** Begin **

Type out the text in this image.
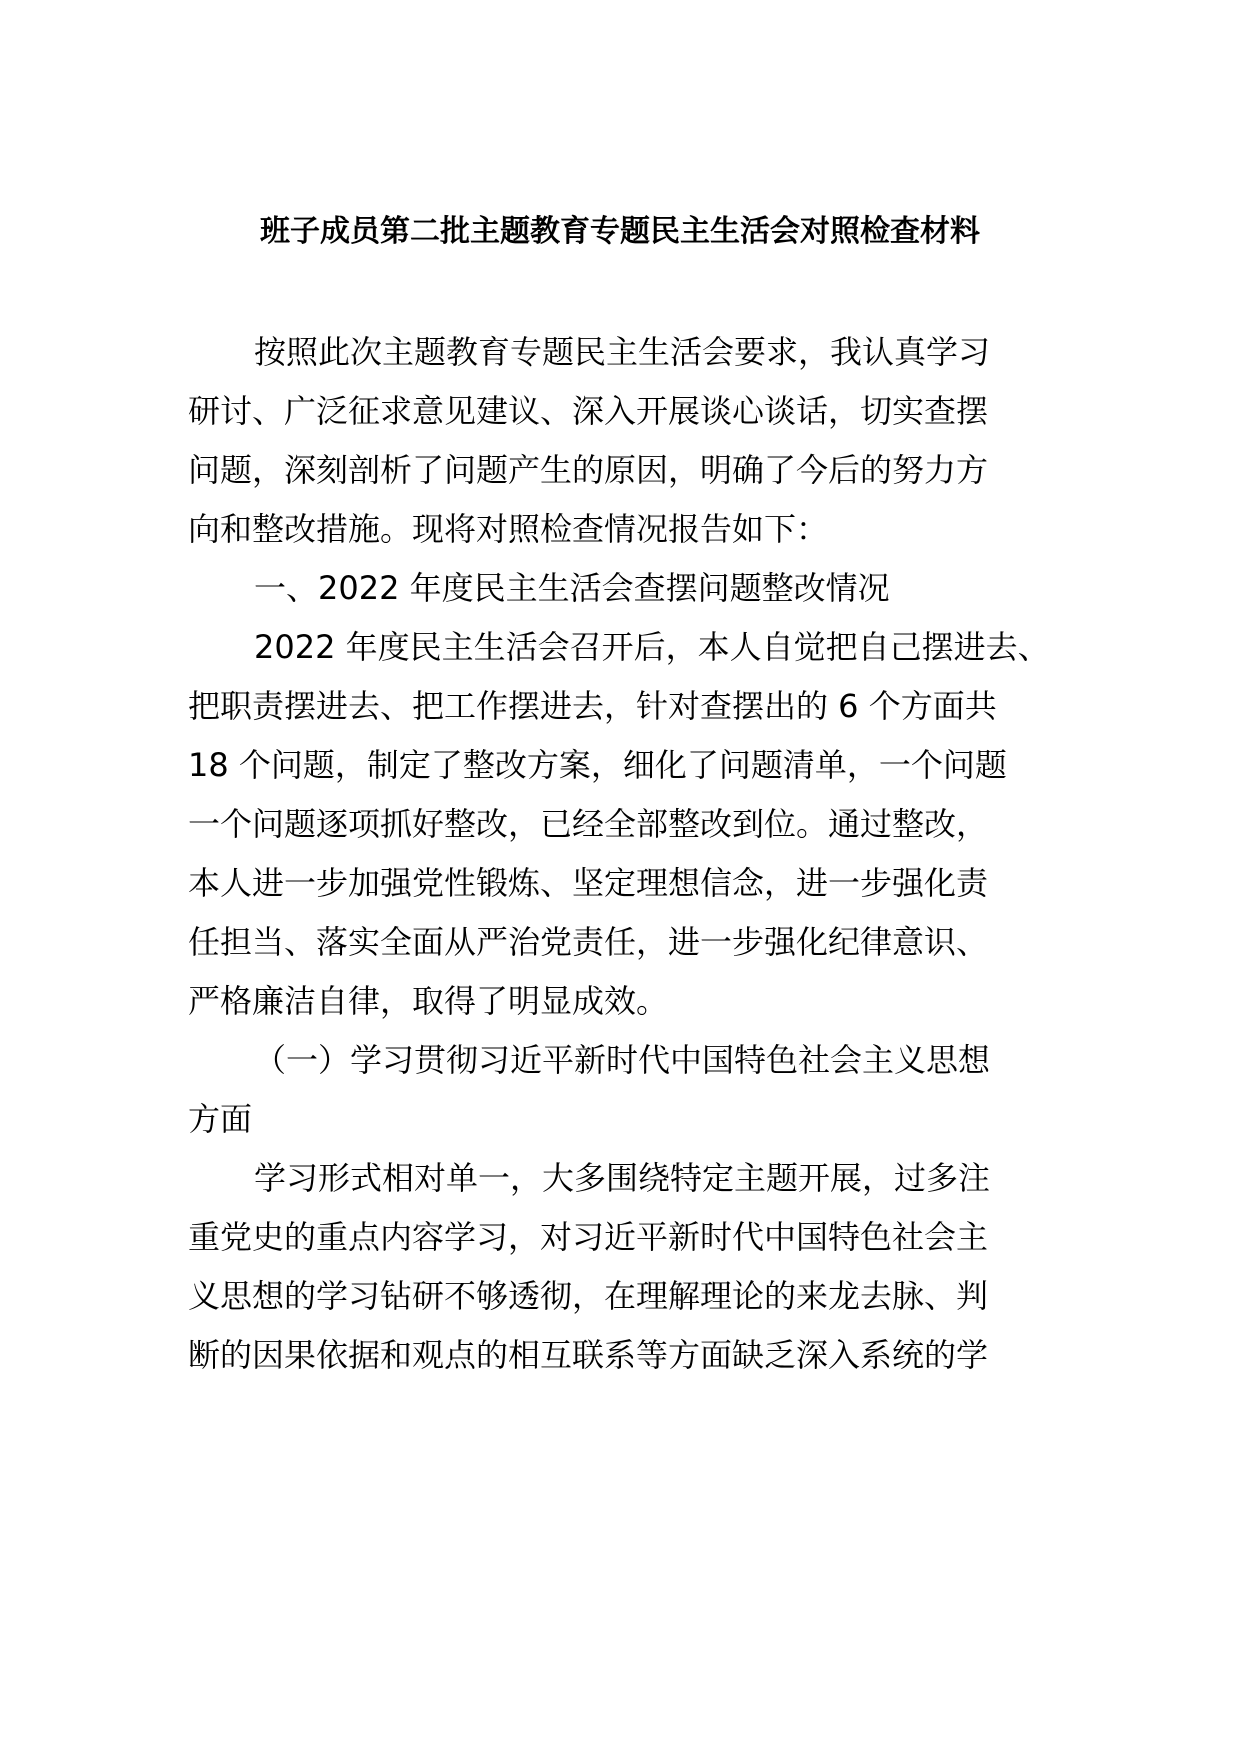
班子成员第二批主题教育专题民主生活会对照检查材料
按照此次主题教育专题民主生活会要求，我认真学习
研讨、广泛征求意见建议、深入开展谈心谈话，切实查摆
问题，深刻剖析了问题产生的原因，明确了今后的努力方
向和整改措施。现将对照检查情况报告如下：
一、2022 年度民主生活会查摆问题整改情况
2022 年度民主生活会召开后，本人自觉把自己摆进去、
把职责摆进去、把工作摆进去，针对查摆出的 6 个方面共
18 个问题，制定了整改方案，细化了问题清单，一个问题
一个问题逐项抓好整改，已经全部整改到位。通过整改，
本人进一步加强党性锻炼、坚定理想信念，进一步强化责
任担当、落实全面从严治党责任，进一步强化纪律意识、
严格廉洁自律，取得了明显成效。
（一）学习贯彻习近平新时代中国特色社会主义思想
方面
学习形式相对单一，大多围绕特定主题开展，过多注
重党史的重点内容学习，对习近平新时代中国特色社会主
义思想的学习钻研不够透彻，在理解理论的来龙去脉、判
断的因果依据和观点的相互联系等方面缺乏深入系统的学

** End **

## WHAT IS EXPECTED
Set the entries down again exactly. Do not include the images.

## SOLVED PROBLEM
Type out the text in this image.
班子成员第二批主题教育专题民主生活会对照检查材料
按照此次主题教育专题民主生活会要求，我认真学习
研讨、广泛征求意见建议、深入开展谈心谈话，切实查摆
问题，深刻剖析了问题产生的原因，明确了今后的努力方
向和整改措施。现将对照检查情况报告如下：
一、2022 年度民主生活会查摆问题整改情况
2022 年度民主生活会召开后，本人自觉把自己摆进去、
把职责摆进去、把工作摆进去，针对查摆出的 6 个方面共
18 个问题，制定了整改方案，细化了问题清单，一个问题
一个问题逐项抓好整改，已经全部整改到位。通过整改，
本人进一步加强党性锻炼、坚定理想信念，进一步强化责
任担当、落实全面从严治党责任，进一步强化纪律意识、
严格廉洁自律，取得了明显成效。
（一）学习贯彻习近平新时代中国特色社会主义思想
方面
学习形式相对单一，大多围绕特定主题开展，过多注
重党史的重点内容学习，对习近平新时代中国特色社会主
义思想的学习钻研不够透彻，在理解理论的来龙去脉、判
断的因果依据和观点的相互联系等方面缺乏深入系统的学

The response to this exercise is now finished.